■ **Task goal**: Filter this data down to the lines that hold "COST", and copy them.

■ **Extracted data**:
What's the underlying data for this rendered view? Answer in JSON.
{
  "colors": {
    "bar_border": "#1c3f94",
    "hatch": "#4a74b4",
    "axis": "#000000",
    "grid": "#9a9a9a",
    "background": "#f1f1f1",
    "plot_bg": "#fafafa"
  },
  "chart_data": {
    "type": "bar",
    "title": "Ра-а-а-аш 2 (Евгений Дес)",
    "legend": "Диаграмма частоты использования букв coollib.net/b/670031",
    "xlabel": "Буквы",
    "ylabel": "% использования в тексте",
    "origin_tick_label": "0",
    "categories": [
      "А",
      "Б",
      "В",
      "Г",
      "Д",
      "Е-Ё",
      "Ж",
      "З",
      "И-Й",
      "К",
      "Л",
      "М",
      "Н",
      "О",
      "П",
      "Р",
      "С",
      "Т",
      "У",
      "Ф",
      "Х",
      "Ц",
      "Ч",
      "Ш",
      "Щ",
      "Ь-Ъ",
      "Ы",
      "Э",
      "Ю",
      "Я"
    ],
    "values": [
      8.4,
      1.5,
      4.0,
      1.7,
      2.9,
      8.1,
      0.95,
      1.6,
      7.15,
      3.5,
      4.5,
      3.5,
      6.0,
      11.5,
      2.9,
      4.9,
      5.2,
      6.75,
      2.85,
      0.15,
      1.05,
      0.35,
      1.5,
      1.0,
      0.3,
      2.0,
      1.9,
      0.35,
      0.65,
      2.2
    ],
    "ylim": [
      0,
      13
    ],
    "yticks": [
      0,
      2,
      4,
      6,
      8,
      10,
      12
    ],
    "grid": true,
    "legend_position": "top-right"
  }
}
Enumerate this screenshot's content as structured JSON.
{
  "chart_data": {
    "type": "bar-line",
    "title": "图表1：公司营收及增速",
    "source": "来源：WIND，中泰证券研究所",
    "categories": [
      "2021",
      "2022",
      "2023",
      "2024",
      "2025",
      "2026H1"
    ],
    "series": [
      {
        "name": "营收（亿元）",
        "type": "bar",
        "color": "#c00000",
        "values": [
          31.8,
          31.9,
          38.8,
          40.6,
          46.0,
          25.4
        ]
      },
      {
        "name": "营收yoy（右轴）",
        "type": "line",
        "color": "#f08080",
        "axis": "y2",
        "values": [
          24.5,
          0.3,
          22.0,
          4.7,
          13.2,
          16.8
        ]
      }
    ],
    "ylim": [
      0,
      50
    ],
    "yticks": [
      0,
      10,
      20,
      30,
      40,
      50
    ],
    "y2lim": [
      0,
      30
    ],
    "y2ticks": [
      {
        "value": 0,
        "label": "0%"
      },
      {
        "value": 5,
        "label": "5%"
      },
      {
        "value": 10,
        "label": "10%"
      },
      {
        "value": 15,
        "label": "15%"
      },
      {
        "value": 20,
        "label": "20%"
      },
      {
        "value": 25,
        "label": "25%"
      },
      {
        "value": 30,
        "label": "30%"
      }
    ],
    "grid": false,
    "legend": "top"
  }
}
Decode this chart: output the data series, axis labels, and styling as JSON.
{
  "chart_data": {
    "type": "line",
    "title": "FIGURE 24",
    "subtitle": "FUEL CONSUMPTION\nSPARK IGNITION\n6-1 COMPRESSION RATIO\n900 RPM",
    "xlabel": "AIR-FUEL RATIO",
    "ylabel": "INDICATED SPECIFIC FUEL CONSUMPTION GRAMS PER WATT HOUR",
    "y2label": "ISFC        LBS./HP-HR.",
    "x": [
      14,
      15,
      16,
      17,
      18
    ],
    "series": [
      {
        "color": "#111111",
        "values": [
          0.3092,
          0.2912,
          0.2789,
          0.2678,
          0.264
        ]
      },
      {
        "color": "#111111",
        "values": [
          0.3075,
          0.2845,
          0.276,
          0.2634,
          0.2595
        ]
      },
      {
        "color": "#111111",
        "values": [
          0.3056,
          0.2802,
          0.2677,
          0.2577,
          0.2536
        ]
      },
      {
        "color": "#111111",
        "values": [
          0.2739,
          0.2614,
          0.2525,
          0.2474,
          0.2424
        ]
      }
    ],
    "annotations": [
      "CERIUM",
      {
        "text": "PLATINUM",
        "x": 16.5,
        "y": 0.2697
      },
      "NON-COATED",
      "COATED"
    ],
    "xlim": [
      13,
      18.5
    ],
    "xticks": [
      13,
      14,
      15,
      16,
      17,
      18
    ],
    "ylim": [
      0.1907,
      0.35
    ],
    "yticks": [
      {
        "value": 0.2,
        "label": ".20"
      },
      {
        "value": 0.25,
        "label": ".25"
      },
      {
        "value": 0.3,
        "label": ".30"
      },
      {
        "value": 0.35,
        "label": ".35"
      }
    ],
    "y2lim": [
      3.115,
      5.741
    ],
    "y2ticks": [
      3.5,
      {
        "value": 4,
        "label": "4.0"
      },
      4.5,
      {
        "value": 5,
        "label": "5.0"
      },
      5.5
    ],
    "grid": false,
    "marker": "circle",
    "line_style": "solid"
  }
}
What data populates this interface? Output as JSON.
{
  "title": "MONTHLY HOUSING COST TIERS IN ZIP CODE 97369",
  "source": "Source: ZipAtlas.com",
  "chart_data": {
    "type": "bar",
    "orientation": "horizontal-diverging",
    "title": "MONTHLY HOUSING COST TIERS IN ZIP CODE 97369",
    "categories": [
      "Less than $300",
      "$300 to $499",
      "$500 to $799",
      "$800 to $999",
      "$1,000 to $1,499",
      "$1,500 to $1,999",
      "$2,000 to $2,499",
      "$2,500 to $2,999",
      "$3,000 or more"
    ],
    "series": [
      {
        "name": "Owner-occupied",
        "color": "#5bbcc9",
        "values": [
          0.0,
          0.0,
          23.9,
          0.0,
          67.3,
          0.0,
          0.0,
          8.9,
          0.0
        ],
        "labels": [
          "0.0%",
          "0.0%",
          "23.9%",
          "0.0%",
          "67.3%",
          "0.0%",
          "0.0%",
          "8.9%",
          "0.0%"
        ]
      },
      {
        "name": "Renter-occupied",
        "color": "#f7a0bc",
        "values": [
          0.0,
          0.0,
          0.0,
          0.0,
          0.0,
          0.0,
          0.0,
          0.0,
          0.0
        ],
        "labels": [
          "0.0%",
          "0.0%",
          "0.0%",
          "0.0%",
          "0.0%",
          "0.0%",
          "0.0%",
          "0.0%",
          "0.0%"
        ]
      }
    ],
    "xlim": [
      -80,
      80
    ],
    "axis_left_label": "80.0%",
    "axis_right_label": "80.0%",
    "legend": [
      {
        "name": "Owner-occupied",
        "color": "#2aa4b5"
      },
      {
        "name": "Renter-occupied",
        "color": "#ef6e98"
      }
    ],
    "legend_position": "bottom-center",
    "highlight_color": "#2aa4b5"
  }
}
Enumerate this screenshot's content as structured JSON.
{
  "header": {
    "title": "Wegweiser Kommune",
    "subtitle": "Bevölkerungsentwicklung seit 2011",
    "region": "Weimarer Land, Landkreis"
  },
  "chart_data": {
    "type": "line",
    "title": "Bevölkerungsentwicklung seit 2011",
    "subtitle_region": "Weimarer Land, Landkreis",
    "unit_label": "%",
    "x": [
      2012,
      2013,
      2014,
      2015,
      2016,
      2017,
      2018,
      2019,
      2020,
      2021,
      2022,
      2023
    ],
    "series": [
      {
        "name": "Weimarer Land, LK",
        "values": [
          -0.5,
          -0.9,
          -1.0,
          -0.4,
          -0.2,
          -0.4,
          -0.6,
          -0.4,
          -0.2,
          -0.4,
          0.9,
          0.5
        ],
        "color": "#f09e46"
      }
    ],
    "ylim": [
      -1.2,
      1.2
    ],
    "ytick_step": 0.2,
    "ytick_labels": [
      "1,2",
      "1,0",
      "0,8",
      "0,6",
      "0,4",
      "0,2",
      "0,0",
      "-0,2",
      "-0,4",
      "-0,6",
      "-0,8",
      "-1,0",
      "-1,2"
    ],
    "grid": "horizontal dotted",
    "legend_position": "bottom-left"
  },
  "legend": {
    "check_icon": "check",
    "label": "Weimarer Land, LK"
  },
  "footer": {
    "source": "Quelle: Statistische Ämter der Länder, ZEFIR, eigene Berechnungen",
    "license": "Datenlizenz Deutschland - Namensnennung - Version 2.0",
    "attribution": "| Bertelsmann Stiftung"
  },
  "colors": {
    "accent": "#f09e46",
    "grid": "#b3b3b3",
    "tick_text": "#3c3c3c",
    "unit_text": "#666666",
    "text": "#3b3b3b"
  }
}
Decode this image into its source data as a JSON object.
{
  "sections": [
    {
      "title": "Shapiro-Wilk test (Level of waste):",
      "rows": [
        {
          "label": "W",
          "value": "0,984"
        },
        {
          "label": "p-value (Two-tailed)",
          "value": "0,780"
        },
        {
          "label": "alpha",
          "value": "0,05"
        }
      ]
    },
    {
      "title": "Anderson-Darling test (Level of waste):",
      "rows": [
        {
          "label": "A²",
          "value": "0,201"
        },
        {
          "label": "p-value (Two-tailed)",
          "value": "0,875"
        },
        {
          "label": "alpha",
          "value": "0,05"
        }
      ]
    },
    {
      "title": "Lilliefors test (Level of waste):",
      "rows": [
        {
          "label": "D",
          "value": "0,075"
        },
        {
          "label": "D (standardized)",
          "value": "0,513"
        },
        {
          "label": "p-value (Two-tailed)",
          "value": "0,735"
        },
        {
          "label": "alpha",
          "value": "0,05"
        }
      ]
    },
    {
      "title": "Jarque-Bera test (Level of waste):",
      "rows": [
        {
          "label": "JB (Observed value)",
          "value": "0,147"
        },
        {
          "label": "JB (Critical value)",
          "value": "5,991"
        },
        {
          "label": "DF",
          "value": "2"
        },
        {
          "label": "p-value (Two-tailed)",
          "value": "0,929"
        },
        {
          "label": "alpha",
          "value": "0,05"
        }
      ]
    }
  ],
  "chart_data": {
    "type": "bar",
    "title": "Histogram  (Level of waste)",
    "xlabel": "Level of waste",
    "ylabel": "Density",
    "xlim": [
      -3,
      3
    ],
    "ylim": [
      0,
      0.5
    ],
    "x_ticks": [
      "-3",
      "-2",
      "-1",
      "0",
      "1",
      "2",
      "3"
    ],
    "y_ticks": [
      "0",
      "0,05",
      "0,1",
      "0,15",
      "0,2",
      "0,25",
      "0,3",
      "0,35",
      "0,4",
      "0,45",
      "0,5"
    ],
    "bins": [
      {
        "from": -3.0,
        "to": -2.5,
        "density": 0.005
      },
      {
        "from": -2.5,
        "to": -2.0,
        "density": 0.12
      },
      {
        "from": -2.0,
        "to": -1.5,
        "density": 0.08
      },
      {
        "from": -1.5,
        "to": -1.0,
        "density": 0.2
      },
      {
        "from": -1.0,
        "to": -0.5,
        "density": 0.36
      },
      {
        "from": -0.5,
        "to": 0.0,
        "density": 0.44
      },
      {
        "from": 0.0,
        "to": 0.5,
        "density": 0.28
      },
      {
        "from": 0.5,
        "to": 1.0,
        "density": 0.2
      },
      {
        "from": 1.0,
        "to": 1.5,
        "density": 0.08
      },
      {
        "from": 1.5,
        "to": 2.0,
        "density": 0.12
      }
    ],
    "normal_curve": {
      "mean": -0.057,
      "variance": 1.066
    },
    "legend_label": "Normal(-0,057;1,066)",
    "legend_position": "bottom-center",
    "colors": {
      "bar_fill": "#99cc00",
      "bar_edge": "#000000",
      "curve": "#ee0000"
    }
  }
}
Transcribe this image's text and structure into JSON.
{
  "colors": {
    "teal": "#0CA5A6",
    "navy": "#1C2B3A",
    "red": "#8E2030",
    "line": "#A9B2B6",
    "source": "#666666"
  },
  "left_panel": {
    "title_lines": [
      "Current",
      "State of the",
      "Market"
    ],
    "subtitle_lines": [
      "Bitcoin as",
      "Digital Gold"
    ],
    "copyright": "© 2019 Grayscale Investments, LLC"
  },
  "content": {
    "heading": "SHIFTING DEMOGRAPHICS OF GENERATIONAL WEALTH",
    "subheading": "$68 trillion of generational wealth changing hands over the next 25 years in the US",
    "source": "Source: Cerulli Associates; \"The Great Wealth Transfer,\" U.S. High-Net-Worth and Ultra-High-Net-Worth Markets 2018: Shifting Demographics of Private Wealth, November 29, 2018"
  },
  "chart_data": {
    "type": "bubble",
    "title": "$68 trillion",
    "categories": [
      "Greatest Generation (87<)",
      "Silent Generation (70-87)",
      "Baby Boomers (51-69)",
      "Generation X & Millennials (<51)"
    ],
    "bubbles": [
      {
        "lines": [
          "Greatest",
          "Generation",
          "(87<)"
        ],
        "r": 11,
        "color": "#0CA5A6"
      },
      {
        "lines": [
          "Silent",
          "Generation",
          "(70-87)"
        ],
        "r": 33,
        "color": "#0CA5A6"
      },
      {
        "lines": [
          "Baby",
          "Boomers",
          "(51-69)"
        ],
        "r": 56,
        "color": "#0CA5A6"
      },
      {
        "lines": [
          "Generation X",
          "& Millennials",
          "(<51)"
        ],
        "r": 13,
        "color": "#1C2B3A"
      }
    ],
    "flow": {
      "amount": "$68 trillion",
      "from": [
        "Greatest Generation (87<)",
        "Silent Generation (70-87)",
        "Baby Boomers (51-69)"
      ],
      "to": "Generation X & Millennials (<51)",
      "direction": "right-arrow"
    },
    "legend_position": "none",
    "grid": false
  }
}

■ **Output for this exercise**:
  "title": "MONTHLY HOUSING COST TIERS IN ZIP CODE 97369",
    "title": "MONTHLY HOUSING COST TIERS IN ZIP CODE 97369",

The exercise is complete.